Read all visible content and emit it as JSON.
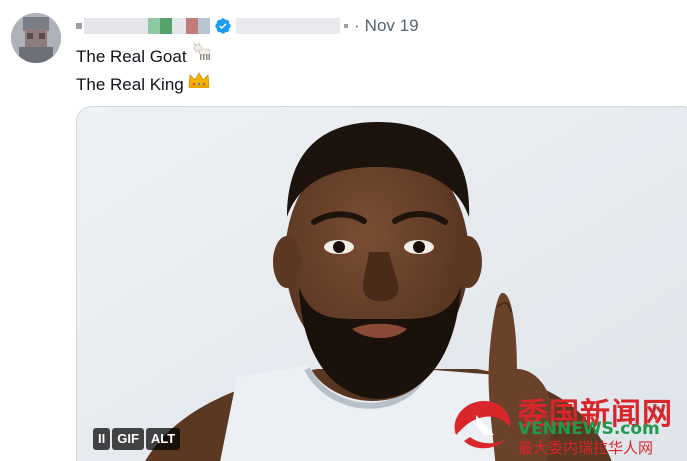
{
  "tweet": {
    "date_separator": "·",
    "date": "Nov 19",
    "lines": [
      "The Real Goat",
      "The Real King"
    ],
    "emojis": [
      "goat-emoji",
      "crown-emoji"
    ]
  },
  "media": {
    "controls": {
      "pause": "II",
      "gif": "GIF",
      "alt": "ALT"
    }
  },
  "watermark": {
    "title": "委国新闻网",
    "site": "VENNEWS.com",
    "subtitle": "最大委内瑞拉华人网"
  },
  "colors": {
    "text": "#0f1419",
    "muted": "#536471",
    "verified": "#1d9bf0",
    "watermark_red": "#d9262b",
    "watermark_green": "#1f9a4a"
  }
}
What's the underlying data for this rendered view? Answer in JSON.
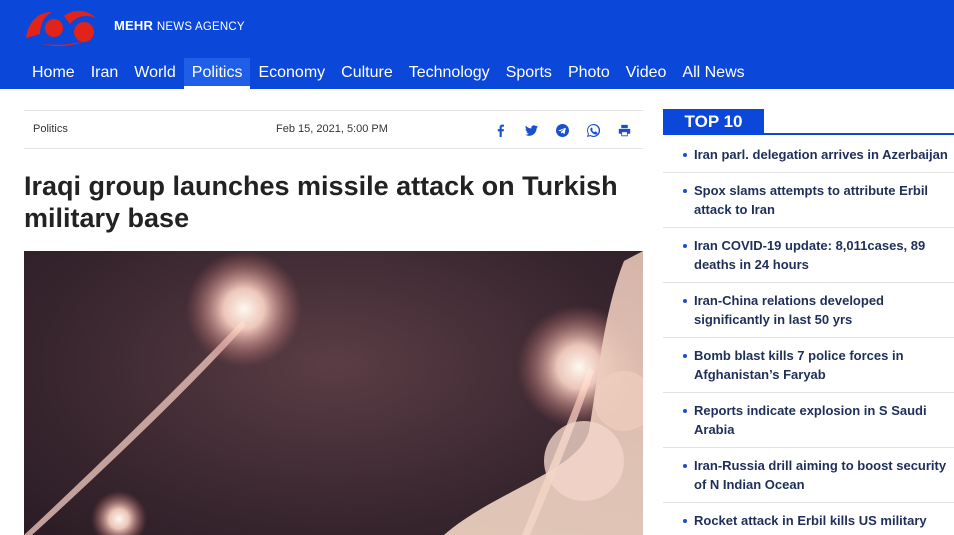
{
  "brand": {
    "name_bold": "MEHR",
    "name_rest": "NEWS AGENCY"
  },
  "nav": [
    "Home",
    "Iran",
    "World",
    "Politics",
    "Economy",
    "Culture",
    "Technology",
    "Sports",
    "Photo",
    "Video",
    "All News"
  ],
  "nav_active": "Politics",
  "article": {
    "category": "Politics",
    "date": "Feb 15, 2021, 5:00 PM",
    "share_icons": [
      "facebook-icon",
      "twitter-icon",
      "telegram-icon",
      "whatsapp-icon",
      "print-icon"
    ],
    "title": "Iraqi group launches missile attack on Turkish military base"
  },
  "sidebar": {
    "heading": "TOP 10",
    "items": [
      "Iran parl. delegation arrives in Azerbaijan",
      "Spox slams attempts to attribute Erbil attack to Iran",
      "Iran COVID-19 update: 8,011cases, 89 deaths in 24 hours",
      "Iran-China relations developed significantly in last 50 yrs",
      "Bomb blast kills 7 police forces in Afghanistan’s Faryab",
      "Reports indicate explosion in S Saudi Arabia",
      "Iran-Russia drill aiming to boost security of N Indian Ocean",
      "Rocket attack in Erbil kills US military"
    ]
  },
  "colors": {
    "brand_blue": "#0b47d8",
    "accent": "#e2231a"
  }
}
----
> [WHAT TO DO]
Your task is to collect every line above that contains the word "JSON".

> [FINISHED EXERCISE]
Read all visible content and emit it as JSON.
What's the underlying data for this rendered view? Answer in JSON.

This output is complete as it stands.